# [YOUR INSTRUCTIONS]
In the entries below, find the lines that contain the word "كتابه" and copy them.

# [DATASET ROWS]
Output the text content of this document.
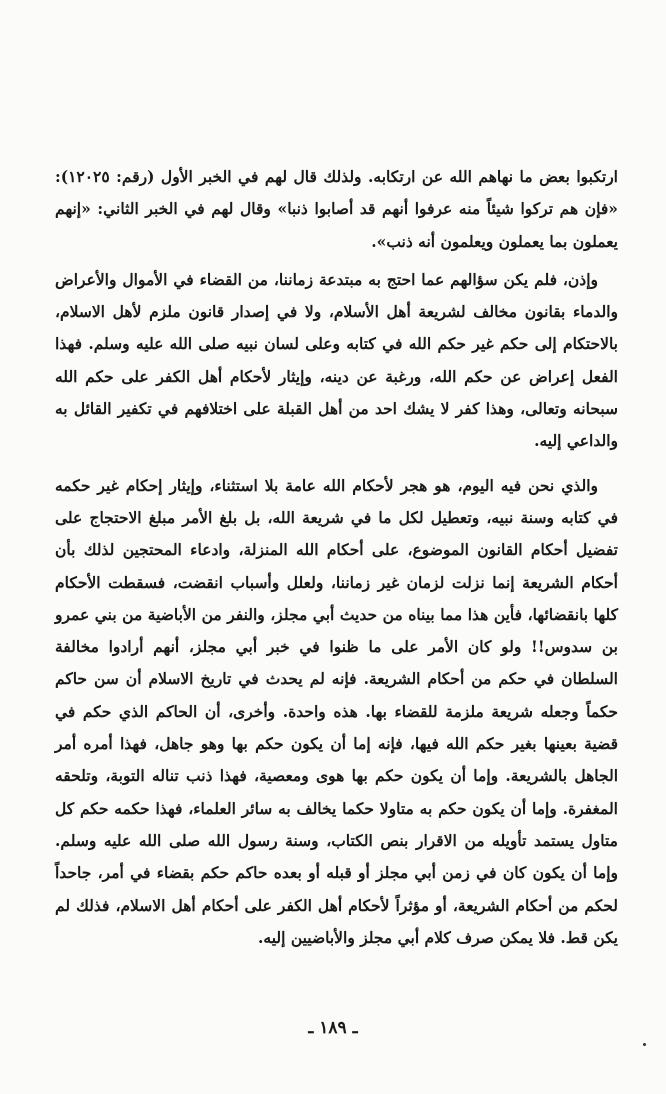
ارتكبوا بعض ما نهاهم الله عن ارتكابه. ولذلك قال لهم في الخبر الأول (رقم: ١٢٠٢٥): «فإن هم تركوا شيئاً منه عرفوا أنهم قد أصابوا ذنبا» وقال لهم في الخبر الثاني: «إنهم يعملون بما يعملون ويعلمون أنه ذنب».

وإذن، فلم يكن سؤالهم عما احتج به مبتدعة زماننا، من القضاء في الأموال والأعراض والدماء بقانون مخالف لشريعة أهل الأسلام، ولا في إصدار قانون ملزم لأهل الاسلام، بالاحتكام إلى حكم غير حكم الله في كتابه وعلى لسان نبيه صلى الله عليه وسلم. فهذا الفعل إعراض عن حكم الله، ورغبة عن دينه، وإيثار لأحكام أهل الكفر على حكم الله سبحانه وتعالى، وهذا كفر لا يشك احد من أهل القبلة على اختلافهم في تكفير القائل به والداعي إليه.

والذي نحن فيه اليوم، هو هجر لأحكام الله عامة بلا استثناء، وإيثار إحكام غير حكمه في كتابه وسنة نبيه، وتعطيل لكل ما في شريعة الله، بل بلغ الأمر مبلغ الاحتجاج على تفضيل أحكام القانون الموضوع، على أحكام الله المنزلة، وادعاء المحتجين لذلك بأن أحكام الشريعة إنما نزلت لزمان غير زماننا، ولعلل وأسباب انقضت، فسقطت الأحكام كلها بانقضائها، فأين هذا مما بيناه من حديث أبي مجلز، والنفر من الأباضية من بني عمرو بن سدوس!! ولو كان الأمر على ما ظنوا في خبر أبي مجلز، أنهم أرادوا مخالفة السلطان في حكم من أحكام الشريعة. فإنه لم يحدث في تاريخ الاسلام أن سن حاكم حكماً وجعله شريعة ملزمة للقضاء بها. هذه واحدة. وأخرى، أن الحاكم الذي حكم في قضية بعينها بغير حكم الله فيها، فإنه إما أن يكون حكم بها وهو جاهل، فهذا أمره أمر الجاهل بالشريعة. وإما أن يكون حكم بها هوى ومعصية، فهذا ذنب تناله التوبة، وتلحقه المغفرة. وإما أن يكون حكم به متاولا حكما يخالف به سائر العلماء، فهذا حكمه حكم كل متاول يستمد تأويله من الاقرار بنص الكتاب، وسنة رسول الله صلى الله عليه وسلم. وإما أن يكون كان في زمن أبي مجلز أو قبله أو بعده حاكم حكم بقضاء في أمر، جاحداً لحكم من أحكام الشريعة، أو مؤثراً لأحكام أهل الكفر على أحكام أهل الاسلام، فذلك لم يكن قط. فلا يمكن صرف كلام أبي مجلز والأباضيين إليه.

ـ ١٨٩ ـ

# [WRITTEN RESPONSE]
وإذن، فلم يكن سؤالهم عما احتج به مبتدعة زماننا، من القضاء في الأموال والأعراض والدماء بقانون مخالف لشريعة أهل الأسلام، ولا في إصدار قانون ملزم لأهل الاسلام، بالاحتكام إلى حكم غير حكم الله في كتابه وعلى لسان نبيه صلى الله عليه وسلم. فهذا الفعل إعراض عن حكم الله، ورغبة عن دينه، وإيثار لأحكام أهل الكفر على حكم الله سبحانه وتعالى، وهذا كفر لا يشك احد من أهل القبلة على اختلافهم في تكفير القائل به والداعي إليه.
والذي نحن فيه اليوم، هو هجر لأحكام الله عامة بلا استثناء، وإيثار إحكام غير حكمه في كتابه وسنة نبيه، وتعطيل لكل ما في شريعة الله، بل بلغ الأمر مبلغ الاحتجاج على تفضيل أحكام القانون الموضوع، على أحكام الله المنزلة، وادعاء المحتجين لذلك بأن أحكام الشريعة إنما نزلت لزمان غير زماننا، ولعلل وأسباب انقضت، فسقطت الأحكام كلها بانقضائها، فأين هذا مما بيناه من حديث أبي مجلز، والنفر من الأباضية من بني عمرو بن سدوس!! ولو كان الأمر على ما ظنوا في خبر أبي مجلز، أنهم أرادوا مخالفة السلطان في حكم من أحكام الشريعة. فإنه لم يحدث في تاريخ الاسلام أن سن حاكم حكماً وجعله شريعة ملزمة للقضاء بها. هذه واحدة. وأخرى، أن الحاكم الذي حكم في قضية بعينها بغير حكم الله فيها، فإنه إما أن يكون حكم بها وهو جاهل، فهذا أمره أمر الجاهل بالشريعة. وإما أن يكون حكم بها هوى ومعصية، فهذا ذنب تناله التوبة، وتلحقه المغفرة. وإما أن يكون حكم به متاولا حكما يخالف به سائر العلماء، فهذا حكمه حكم كل متاول يستمد تأويله من الاقرار بنص الكتاب، وسنة رسول الله صلى الله عليه وسلم. وإما أن يكون كان في زمن أبي مجلز أو قبله أو بعده حاكم حكم بقضاء في أمر، جاحداً لحكم من أحكام الشريعة، أو مؤثراً لأحكام أهل الكفر على أحكام أهل الاسلام، فذلك لم يكن قط. فلا يمكن صرف كلام أبي مجلز والأباضيين إليه.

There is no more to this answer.